* Start DATASET RECORDS *

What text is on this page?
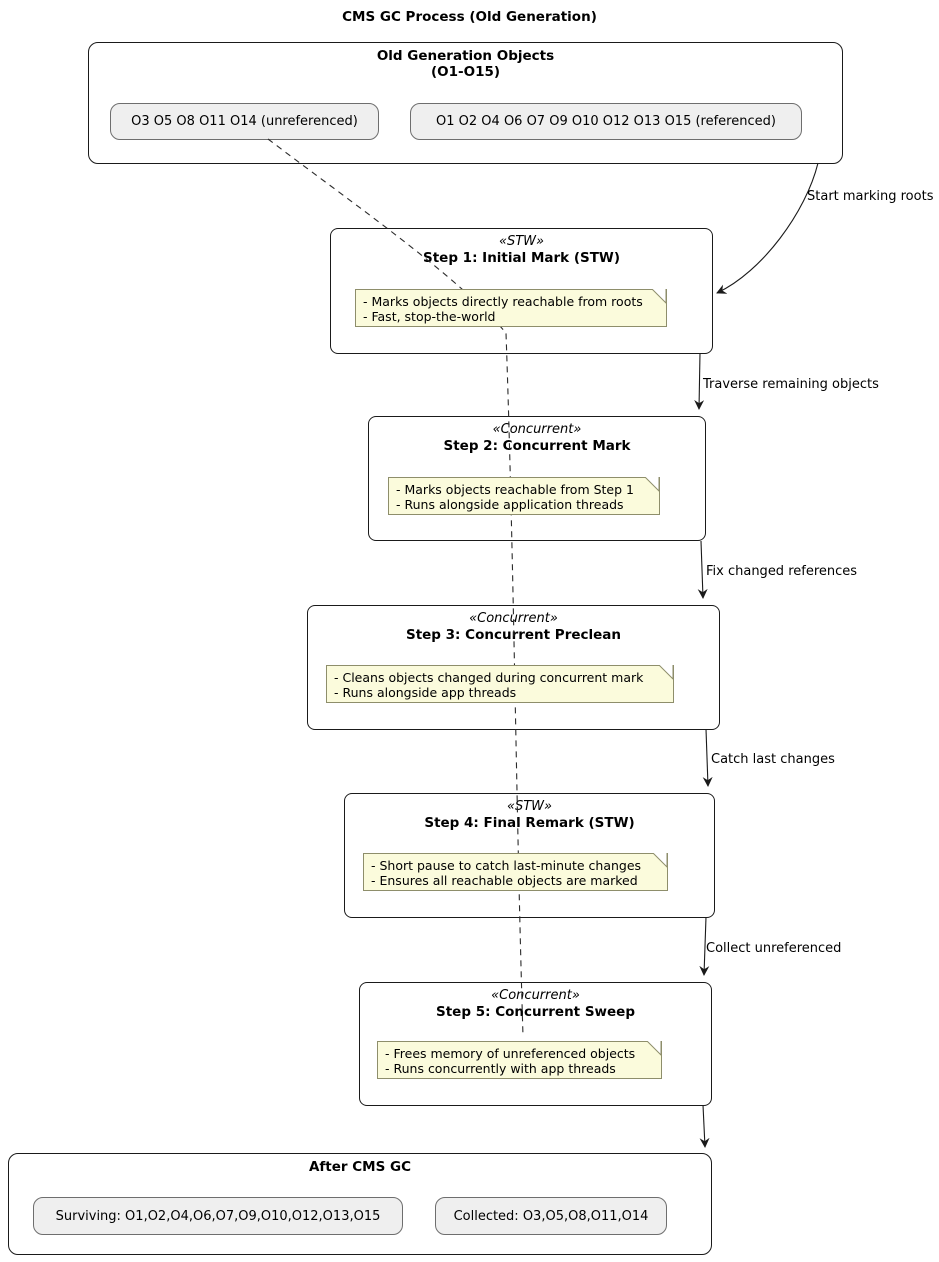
CMS GC Process (Old Generation)
Old Generation Objects
(O1-O15)
O3 O5 O8 O11 O14 (unreferenced)	O1 O2 O4 O6 O7 O9 O10 O12 O13 O15 (referenced)
«STW»
Step 1: Initial Mark (STW)
«Concurrent»
Step 2: Concurrent Mark
«Concurrent»
Step 3: Concurrent Preclean
«STW»
Step 4: Final Remark (STW)
«Concurrent»
Step 5: Concurrent Sweep
After CMS GC
Surviving: O1,O2,O4,O6,O7,O9,O10,O12,O13,O15	Collected: O3,O5,O8,O11,O14
Start marking roots
Traverse remaining objects
Fix changed references
Catch last changes
Collect unreferenced
- Marks objects directly reachable from roots
- Fast, stop-the-world
- Marks objects reachable from Step 1
- Runs alongside application threads
- Cleans objects changed during concurrent mark
- Runs alongside app threads
- Short pause to catch last-minute changes
- Ensures all reachable objects are marked
- Frees memory of unreferenced objects
- Runs concurrently with app threads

* End DATASET RECORDS *

— WHAT IS ASKED —
Using the records above, pull out each line where the word "from" occurs.

— RESPONSE TO THE EXERCISE —
- Marks objects directly reachable from roots
- Marks objects reachable from Step 1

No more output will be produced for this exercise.